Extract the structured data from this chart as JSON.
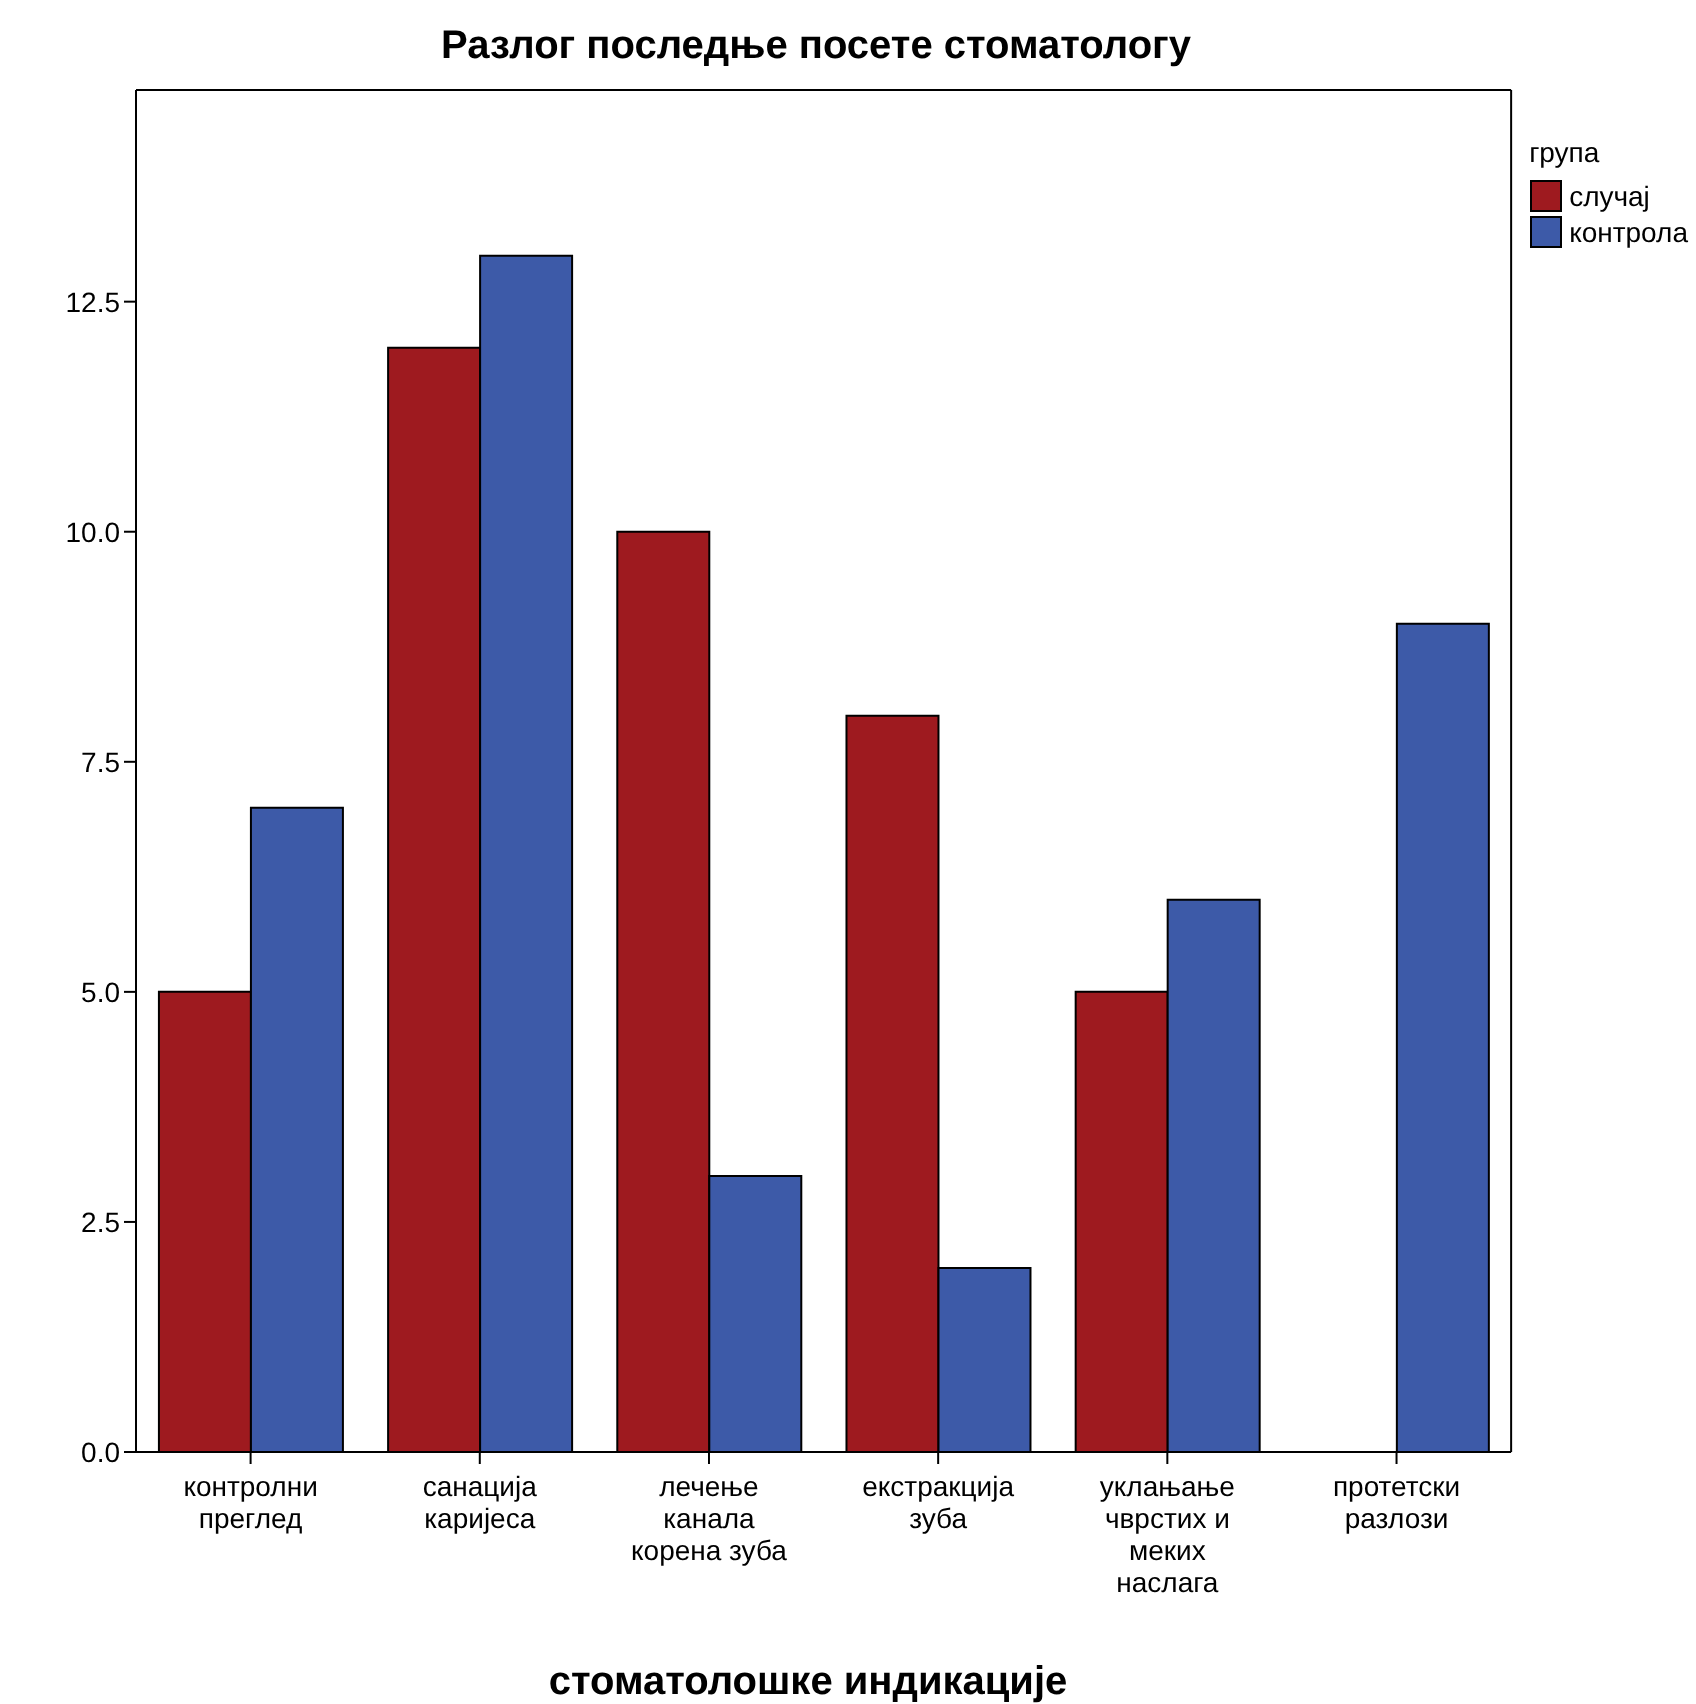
{
  "chart_data": {
    "type": "bar",
    "title": "Разлог последње посете стоматологу",
    "xlabel": "стоматолошке индикације",
    "legend_title": "група",
    "legend": "top right",
    "grid": false,
    "categories": [
      "контролни преглед",
      "санација каријеса",
      "лечење канала корена зуба",
      "екстракција зуба",
      "уклањање чврстих и меких наслага",
      "протетски разлози"
    ],
    "series": [
      {
        "name": "случај",
        "color": "#9e1a1f",
        "values": [
          5,
          12,
          10,
          8,
          5,
          0
        ]
      },
      {
        "name": "контрола",
        "color": "#3d5aa8",
        "values": [
          7,
          13,
          3,
          2,
          6,
          9
        ]
      }
    ],
    "ylim": [
      0,
      14.8
    ],
    "yticks": [
      {
        "value": 0,
        "label": "0.0"
      },
      {
        "value": 2.5,
        "label": "2.5"
      },
      {
        "value": 5,
        "label": "5.0"
      },
      {
        "value": 7.5,
        "label": "7.5"
      },
      {
        "value": 10,
        "label": "10.0"
      },
      {
        "value": 12.5,
        "label": "12.5"
      }
    ]
  }
}
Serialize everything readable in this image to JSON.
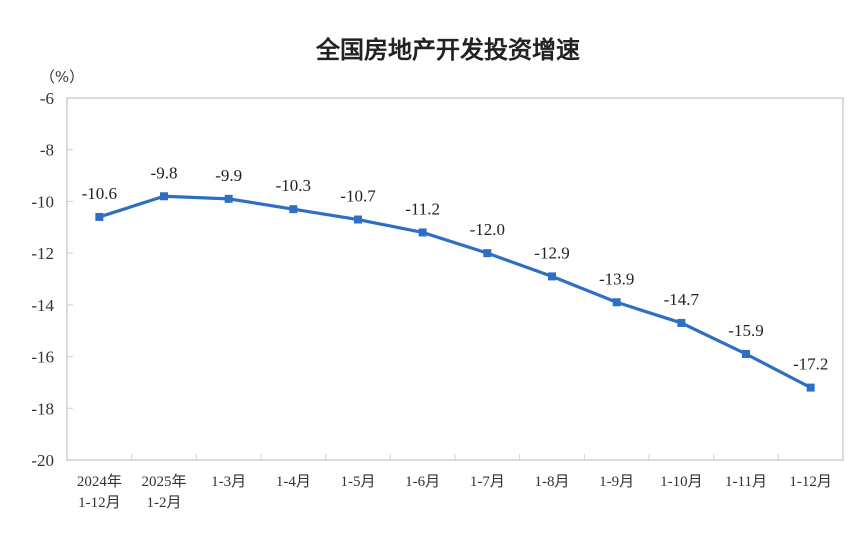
{
  "chart_data": {
    "type": "line",
    "title": "全国房地产开发投资增速",
    "ylabel": "（%）",
    "xlabel": "",
    "ylim": [
      -20,
      -6
    ],
    "yticks": [
      -6,
      -8,
      -10,
      -12,
      -14,
      -16,
      -18,
      -20
    ],
    "grid": false,
    "legend": null,
    "categories": [
      [
        "2024年",
        "1-12月"
      ],
      [
        "2025年",
        "1-2月"
      ],
      [
        "1-3月"
      ],
      [
        "1-4月"
      ],
      [
        "1-5月"
      ],
      [
        "1-6月"
      ],
      [
        "1-7月"
      ],
      [
        "1-8月"
      ],
      [
        "1-9月"
      ],
      [
        "1-10月"
      ],
      [
        "1-11月"
      ],
      [
        "1-12月"
      ]
    ],
    "series": [
      {
        "name": "全国房地产开发投资增速",
        "values": [
          -10.6,
          -9.8,
          -9.9,
          -10.3,
          -10.7,
          -11.2,
          -12.0,
          -12.9,
          -13.9,
          -14.7,
          -15.9,
          -17.2
        ],
        "labels": [
          "-10.6",
          "-9.8",
          "-9.9",
          "-10.3",
          "-10.7",
          "-11.2",
          "-12.0",
          "-12.9",
          "-13.9",
          "-14.7",
          "-15.9",
          "-17.2"
        ],
        "color": "#2e6fc4",
        "marker": "square"
      }
    ]
  },
  "colors": {
    "line": "#2e6fc4",
    "axis": "#cfcfcf",
    "text": "#333333"
  }
}
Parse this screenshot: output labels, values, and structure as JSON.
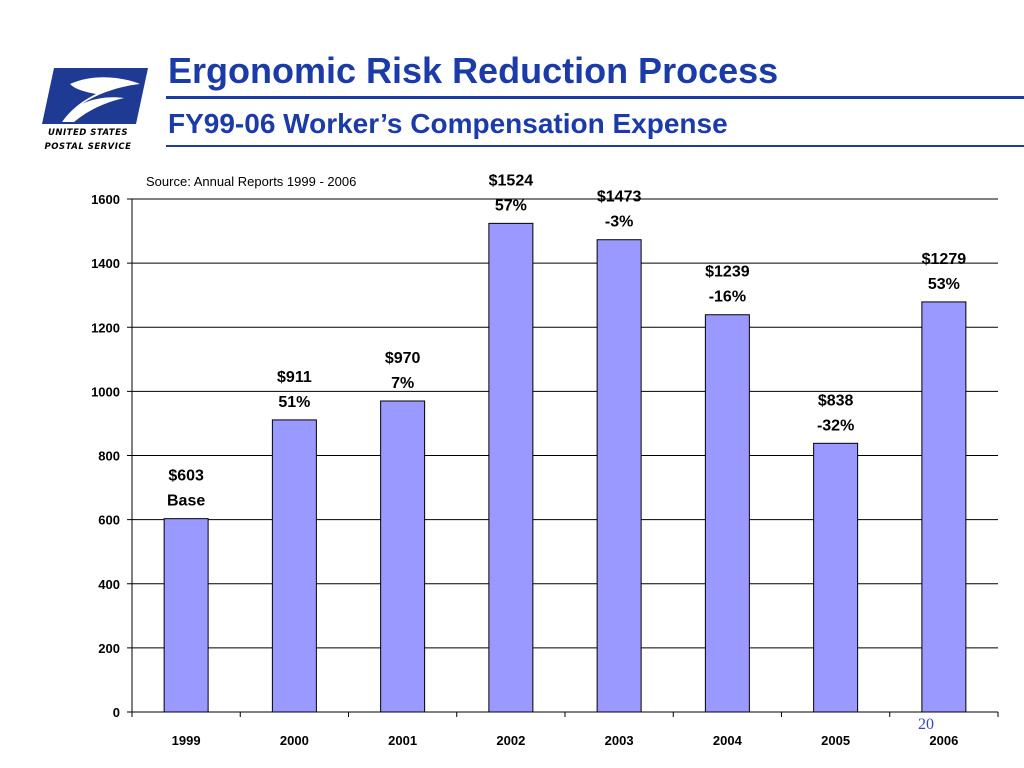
{
  "logo": {
    "line1": "UNITED STATES",
    "line2": "POSTAL SERVICE",
    "colors": {
      "blue": "#1f3a93"
    }
  },
  "header": {
    "title": "Ergonomic Risk Reduction Process",
    "subtitle": "FY99-06 Worker’s Compensation Expense"
  },
  "source_note": "Source: Annual Reports 1999 - 2006",
  "page_number": "20",
  "chart_data": {
    "type": "bar",
    "categories": [
      "1999",
      "2000",
      "2001",
      "2002",
      "2003",
      "2004",
      "2005",
      "2006"
    ],
    "values": [
      603,
      911,
      970,
      1524,
      1473,
      1239,
      838,
      1279
    ],
    "value_labels": [
      "$603",
      "$911",
      "$970",
      "$1524",
      "$1473",
      "$1239",
      "$838",
      "$1279"
    ],
    "change_labels": [
      "Base",
      "51%",
      "7%",
      "57%",
      "-3%",
      "-16%",
      "-32%",
      "53%"
    ],
    "ylim": [
      0,
      1600
    ],
    "yticks": [
      0,
      200,
      400,
      600,
      800,
      1000,
      1200,
      1400,
      1600
    ],
    "grid": true,
    "colors": {
      "bar_fill": "#9999ff",
      "bar_stroke": "#000000",
      "gridline": "#000000"
    }
  }
}
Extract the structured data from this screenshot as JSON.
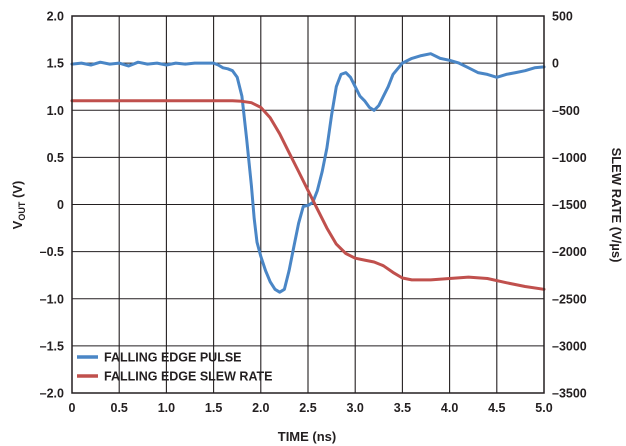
{
  "chart_data": {
    "type": "line",
    "xlabel": "TIME (ns)",
    "ylabel_left": {
      "main": "V",
      "sub": "OUT",
      "suffix": " (V)"
    },
    "ylabel_right": "SLEW RATE (V/µs)",
    "xlim": [
      0,
      5.0
    ],
    "ylim_left": [
      -2.0,
      2.0
    ],
    "ylim_right": [
      -3500,
      500
    ],
    "x_ticks": [
      "0",
      "0.5",
      "1.0",
      "1.5",
      "2.0",
      "2.5",
      "3.0",
      "3.5",
      "4.0",
      "4.5",
      "5.0"
    ],
    "y_left_ticks": [
      "2.0",
      "1.5",
      "1.0",
      "0.5",
      "0",
      "–0.5",
      "–1.0",
      "–1.5",
      "–2.0"
    ],
    "y_right_ticks": [
      "500",
      "0",
      "–500",
      "–1000",
      "–1500",
      "–2000",
      "–2500",
      "–3000",
      "–3500"
    ],
    "grid": true,
    "legend_position": "bottom-left",
    "series": [
      {
        "name": "FALLING EDGE PULSE",
        "axis": "left",
        "color": "#4a86c6",
        "x": [
          0,
          0.1,
          0.2,
          0.3,
          0.4,
          0.5,
          0.6,
          0.7,
          0.8,
          0.9,
          1.0,
          1.1,
          1.2,
          1.3,
          1.4,
          1.5,
          1.55,
          1.6,
          1.65,
          1.7,
          1.75,
          1.8,
          1.85,
          1.9,
          1.93,
          1.96,
          2.0,
          2.05,
          2.1,
          2.15,
          2.2,
          2.25,
          2.3,
          2.35,
          2.4,
          2.45,
          2.5,
          2.55,
          2.6,
          2.65,
          2.7,
          2.75,
          2.8,
          2.85,
          2.9,
          2.95,
          3.0,
          3.05,
          3.1,
          3.15,
          3.2,
          3.25,
          3.3,
          3.35,
          3.4,
          3.5,
          3.6,
          3.7,
          3.8,
          3.9,
          4.0,
          4.1,
          4.2,
          4.3,
          4.4,
          4.5,
          4.6,
          4.7,
          4.8,
          4.9,
          5.0
        ],
        "values": [
          1.49,
          1.5,
          1.48,
          1.51,
          1.49,
          1.5,
          1.47,
          1.51,
          1.49,
          1.5,
          1.48,
          1.5,
          1.49,
          1.5,
          1.5,
          1.5,
          1.48,
          1.45,
          1.44,
          1.42,
          1.35,
          1.15,
          0.7,
          0.2,
          -0.15,
          -0.4,
          -0.55,
          -0.7,
          -0.82,
          -0.9,
          -0.93,
          -0.9,
          -0.7,
          -0.45,
          -0.2,
          -0.02,
          -0.01,
          0.02,
          0.15,
          0.35,
          0.6,
          0.95,
          1.25,
          1.38,
          1.4,
          1.35,
          1.25,
          1.15,
          1.1,
          1.03,
          1.0,
          1.05,
          1.15,
          1.25,
          1.38,
          1.5,
          1.55,
          1.58,
          1.6,
          1.55,
          1.53,
          1.5,
          1.45,
          1.4,
          1.38,
          1.35,
          1.38,
          1.4,
          1.42,
          1.45,
          1.46
        ]
      },
      {
        "name": "FALLING EDGE SLEW RATE",
        "axis": "right",
        "color": "#c0504d",
        "x": [
          0,
          0.5,
          1.0,
          1.5,
          1.7,
          1.8,
          1.9,
          2.0,
          2.1,
          2.2,
          2.3,
          2.4,
          2.5,
          2.6,
          2.7,
          2.8,
          2.9,
          3.0,
          3.1,
          3.2,
          3.3,
          3.4,
          3.5,
          3.6,
          3.8,
          4.0,
          4.2,
          4.4,
          4.6,
          4.8,
          5.0
        ],
        "values": [
          -400,
          -400,
          -400,
          -400,
          -400,
          -405,
          -420,
          -470,
          -580,
          -750,
          -950,
          -1150,
          -1350,
          -1550,
          -1750,
          -1920,
          -2020,
          -2070,
          -2090,
          -2110,
          -2150,
          -2220,
          -2280,
          -2300,
          -2300,
          -2285,
          -2270,
          -2285,
          -2330,
          -2370,
          -2400
        ]
      }
    ]
  }
}
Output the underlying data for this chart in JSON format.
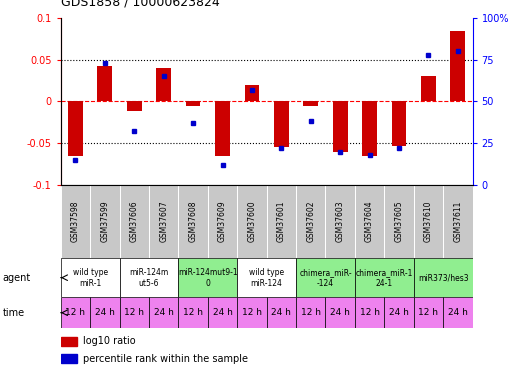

EXERCISE BRIEF => Going through the data, tally the lines containing "FALLING" and report only the result.

RESPONSE TO THIS TASK => 2